• _What the task asks_: Write every line of the material out exactly as shown.

• _Record extracts_:
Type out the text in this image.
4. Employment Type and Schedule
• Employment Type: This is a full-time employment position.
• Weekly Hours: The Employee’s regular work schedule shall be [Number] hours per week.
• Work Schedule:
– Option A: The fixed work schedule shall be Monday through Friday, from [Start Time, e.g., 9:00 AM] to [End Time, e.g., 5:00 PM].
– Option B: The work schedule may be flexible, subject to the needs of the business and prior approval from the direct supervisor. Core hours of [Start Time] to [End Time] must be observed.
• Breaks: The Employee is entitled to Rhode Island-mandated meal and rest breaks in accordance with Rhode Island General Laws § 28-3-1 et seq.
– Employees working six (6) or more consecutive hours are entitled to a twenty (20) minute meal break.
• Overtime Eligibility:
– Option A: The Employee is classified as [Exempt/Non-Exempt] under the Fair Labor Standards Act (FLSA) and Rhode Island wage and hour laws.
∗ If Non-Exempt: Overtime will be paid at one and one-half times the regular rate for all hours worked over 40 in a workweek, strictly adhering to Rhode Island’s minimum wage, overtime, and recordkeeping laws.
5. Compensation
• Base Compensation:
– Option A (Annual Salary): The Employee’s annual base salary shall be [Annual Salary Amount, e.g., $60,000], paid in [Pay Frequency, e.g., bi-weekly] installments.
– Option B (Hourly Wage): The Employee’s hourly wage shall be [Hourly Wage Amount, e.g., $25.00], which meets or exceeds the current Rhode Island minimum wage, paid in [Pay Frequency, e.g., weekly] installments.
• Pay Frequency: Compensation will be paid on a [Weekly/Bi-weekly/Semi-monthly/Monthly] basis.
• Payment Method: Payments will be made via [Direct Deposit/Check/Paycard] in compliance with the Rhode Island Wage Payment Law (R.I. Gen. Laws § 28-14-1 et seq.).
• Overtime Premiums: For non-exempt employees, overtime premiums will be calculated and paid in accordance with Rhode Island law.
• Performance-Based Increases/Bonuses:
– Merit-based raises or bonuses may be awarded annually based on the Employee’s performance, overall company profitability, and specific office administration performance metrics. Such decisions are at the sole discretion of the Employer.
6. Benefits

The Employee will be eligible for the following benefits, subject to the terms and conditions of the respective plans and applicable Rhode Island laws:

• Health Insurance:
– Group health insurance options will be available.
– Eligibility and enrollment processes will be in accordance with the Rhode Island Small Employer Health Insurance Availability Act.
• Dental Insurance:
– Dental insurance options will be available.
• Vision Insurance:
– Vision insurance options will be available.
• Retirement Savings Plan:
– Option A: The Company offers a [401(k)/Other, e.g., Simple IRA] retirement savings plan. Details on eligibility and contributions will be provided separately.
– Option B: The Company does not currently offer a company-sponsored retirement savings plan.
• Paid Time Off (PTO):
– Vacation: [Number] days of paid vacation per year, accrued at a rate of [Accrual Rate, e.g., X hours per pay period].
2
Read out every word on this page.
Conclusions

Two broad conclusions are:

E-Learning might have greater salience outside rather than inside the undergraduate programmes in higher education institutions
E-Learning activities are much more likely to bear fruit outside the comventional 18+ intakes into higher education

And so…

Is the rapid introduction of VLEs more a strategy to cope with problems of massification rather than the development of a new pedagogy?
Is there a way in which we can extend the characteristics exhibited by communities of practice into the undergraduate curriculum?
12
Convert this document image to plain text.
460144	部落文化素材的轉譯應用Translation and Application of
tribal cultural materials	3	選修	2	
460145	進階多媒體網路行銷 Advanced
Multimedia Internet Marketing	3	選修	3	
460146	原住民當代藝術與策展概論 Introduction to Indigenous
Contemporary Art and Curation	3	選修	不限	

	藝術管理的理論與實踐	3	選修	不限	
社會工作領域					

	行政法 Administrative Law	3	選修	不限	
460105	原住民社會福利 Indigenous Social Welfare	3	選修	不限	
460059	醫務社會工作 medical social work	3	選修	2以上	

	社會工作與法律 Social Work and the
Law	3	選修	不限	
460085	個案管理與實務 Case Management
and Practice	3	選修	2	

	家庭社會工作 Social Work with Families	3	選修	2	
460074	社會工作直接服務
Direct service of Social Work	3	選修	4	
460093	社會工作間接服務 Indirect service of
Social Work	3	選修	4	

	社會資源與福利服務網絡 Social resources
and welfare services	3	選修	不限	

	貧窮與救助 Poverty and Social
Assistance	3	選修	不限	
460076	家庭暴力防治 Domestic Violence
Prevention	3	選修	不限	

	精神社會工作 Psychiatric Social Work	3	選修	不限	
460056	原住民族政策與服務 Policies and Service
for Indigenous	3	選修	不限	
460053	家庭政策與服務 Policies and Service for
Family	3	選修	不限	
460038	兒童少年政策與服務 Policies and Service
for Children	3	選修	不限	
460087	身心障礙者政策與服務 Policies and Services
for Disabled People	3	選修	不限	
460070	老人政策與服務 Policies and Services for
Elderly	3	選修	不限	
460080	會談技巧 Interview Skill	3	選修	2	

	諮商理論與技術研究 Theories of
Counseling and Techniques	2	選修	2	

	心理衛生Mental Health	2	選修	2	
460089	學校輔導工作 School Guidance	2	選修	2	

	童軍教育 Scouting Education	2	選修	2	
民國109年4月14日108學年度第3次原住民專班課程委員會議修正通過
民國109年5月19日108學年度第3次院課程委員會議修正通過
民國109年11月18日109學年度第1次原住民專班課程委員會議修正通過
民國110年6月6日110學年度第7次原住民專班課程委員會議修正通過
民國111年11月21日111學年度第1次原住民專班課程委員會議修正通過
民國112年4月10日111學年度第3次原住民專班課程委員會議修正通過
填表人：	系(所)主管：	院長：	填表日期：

• _The reply_:
Type out the text in this image.
4. Employment Type and Schedule
• Employment Type: This is a full-time employment position.
• Weekly Hours: The Employee’s regular work schedule shall be [Number] hours per week.
• Work Schedule:
– Option A: The fixed work schedule shall be Monday through Friday, from [Start Time, e.g., 9:00 AM] to [End Time, e.g., 5:00 PM].
– Option B: The work schedule may be flexible, subject to the needs of the business and prior approval from the direct supervisor. Core hours of [Start Time] to [End Time] must be observed.
• Breaks: The Employee is entitled to Rhode Island-mandated meal and rest breaks in accordance with Rhode Island General Laws § 28-3-1 et seq.
– Employees working six (6) or more consecutive hours are entitled to a twenty (20) minute meal break.
• Overtime Eligibility:
– Option A: The Employee is classified as [Exempt/Non-Exempt] under the Fair Labor Standards Act (FLSA) and Rhode Island wage and hour laws.
∗ If Non-Exempt: Overtime will be paid at one and one-half times the regular rate for all hours worked over 40 in a workweek, strictly adhering to Rhode Island’s minimum wage, overtime, and recordkeeping laws.
5. Compensation
• Base Compensation:
– Option A (Annual Salary): The Employee’s annual base salary shall be [Annual Salary Amount, e.g., $60,000], paid in [Pay Frequency, e.g., bi-weekly] installments.
– Option B (Hourly Wage): The Employee’s hourly wage shall be [Hourly Wage Amount, e.g., $25.00], which meets or exceeds the current Rhode Island minimum wage, paid in [Pay Frequency, e.g., weekly] installments.
• Pay Frequency: Compensation will be paid on a [Weekly/Bi-weekly/Semi-monthly/Monthly] basis.
• Payment Method: Payments will be made via [Direct Deposit/Check/Paycard] in compliance with the Rhode Island Wage Payment Law (R.I. Gen. Laws § 28-14-1 et seq.).
• Overtime Premiums: For non-exempt employees, overtime premiums will be calculated and paid in accordance with Rhode Island law.
• Performance-Based Increases/Bonuses:
– Merit-based raises or bonuses may be awarded annually based on the Employee’s performance, overall company profitability, and specific office administration performance metrics. Such decisions are at the sole discretion of the Employer.
6. Benefits

The Employee will be eligible for the following benefits, subject to the terms and conditions of the respective plans and applicable Rhode Island laws:

• Health Insurance:
– Group health insurance options will be available.
– Eligibility and enrollment processes will be in accordance with the Rhode Island Small Employer Health Insurance Availability Act.
• Dental Insurance:
– Dental insurance options will be available.
• Vision Insurance:
– Vision insurance options will be available.
• Retirement Savings Plan:
– Option A: The Company offers a [401(k)/Other, e.g., Simple IRA] retirement savings plan. Details on eligibility and contributions will be provided separately.
– Option B: The Company does not currently offer a company-sponsored retirement savings plan.
• Paid Time Off (PTO):
– Vacation: [Number] days of paid vacation per year, accrued at a rate of [Accrual Rate, e.g., X hours per pay period].
2
Read out every word on this page.
Conclusions

Two broad conclusions are:

E-Learning might have greater salience outside rather than inside the undergraduate programmes in higher education institutions
E-Learning activities are much more likely to bear fruit outside the comventional 18+ intakes into higher education

And so…

Is the rapid introduction of VLEs more a strategy to cope with problems of massification rather than the development of a new pedagogy?
Is there a way in which we can extend the characteristics exhibited by communities of practice into the undergraduate curriculum?
12
Convert this document image to plain text.
460144	部落文化素材的轉譯應用Translation and Application of
tribal cultural materials	3	選修	2	
460145	進階多媒體網路行銷 Advanced
Multimedia Internet Marketing	3	選修	3	
460146	原住民當代藝術與策展概論 Introduction to Indigenous
Contemporary Art and Curation	3	選修	不限	

	藝術管理的理論與實踐	3	選修	不限	
社會工作領域					

	行政法 Administrative Law	3	選修	不限	
460105	原住民社會福利 Indigenous Social Welfare	3	選修	不限	
460059	醫務社會工作 medical social work	3	選修	2以上	

	社會工作與法律 Social Work and the
Law	3	選修	不限	
460085	個案管理與實務 Case Management
and Practice	3	選修	2	

	家庭社會工作 Social Work with Families	3	選修	2	
460074	社會工作直接服務
Direct service of Social Work	3	選修	4	
460093	社會工作間接服務 Indirect service of
Social Work	3	選修	4	

	社會資源與福利服務網絡 Social resources
and welfare services	3	選修	不限	

	貧窮與救助 Poverty and Social
Assistance	3	選修	不限	
460076	家庭暴力防治 Domestic Violence
Prevention	3	選修	不限	

	精神社會工作 Psychiatric Social Work	3	選修	不限	
460056	原住民族政策與服務 Policies and Service
for Indigenous	3	選修	不限	
460053	家庭政策與服務 Policies and Service for
Family	3	選修	不限	
460038	兒童少年政策與服務 Policies and Service
for Children	3	選修	不限	
460087	身心障礙者政策與服務 Policies and Services
for Disabled People	3	選修	不限	
460070	老人政策與服務 Policies and Services for
Elderly	3	選修	不限	
460080	會談技巧 Interview Skill	3	選修	2	

	諮商理論與技術研究 Theories of
Counseling and Techniques	2	選修	2	

	心理衛生Mental Health	2	選修	2	
460089	學校輔導工作 School Guidance	2	選修	2	

	童軍教育 Scouting Education	2	選修	2	
民國109年4月14日108學年度第3次原住民專班課程委員會議修正通過
民國109年5月19日108學年度第3次院課程委員會議修正通過
民國109年11月18日109學年度第1次原住民專班課程委員會議修正通過
民國110年6月6日110學年度第7次原住民專班課程委員會議修正通過
民國111年11月21日111學年度第1次原住民專班課程委員會議修正通過
民國112年4月10日111學年度第3次原住民專班課程委員會議修正通過
填表人：	系(所)主管：	院長：	填表日期：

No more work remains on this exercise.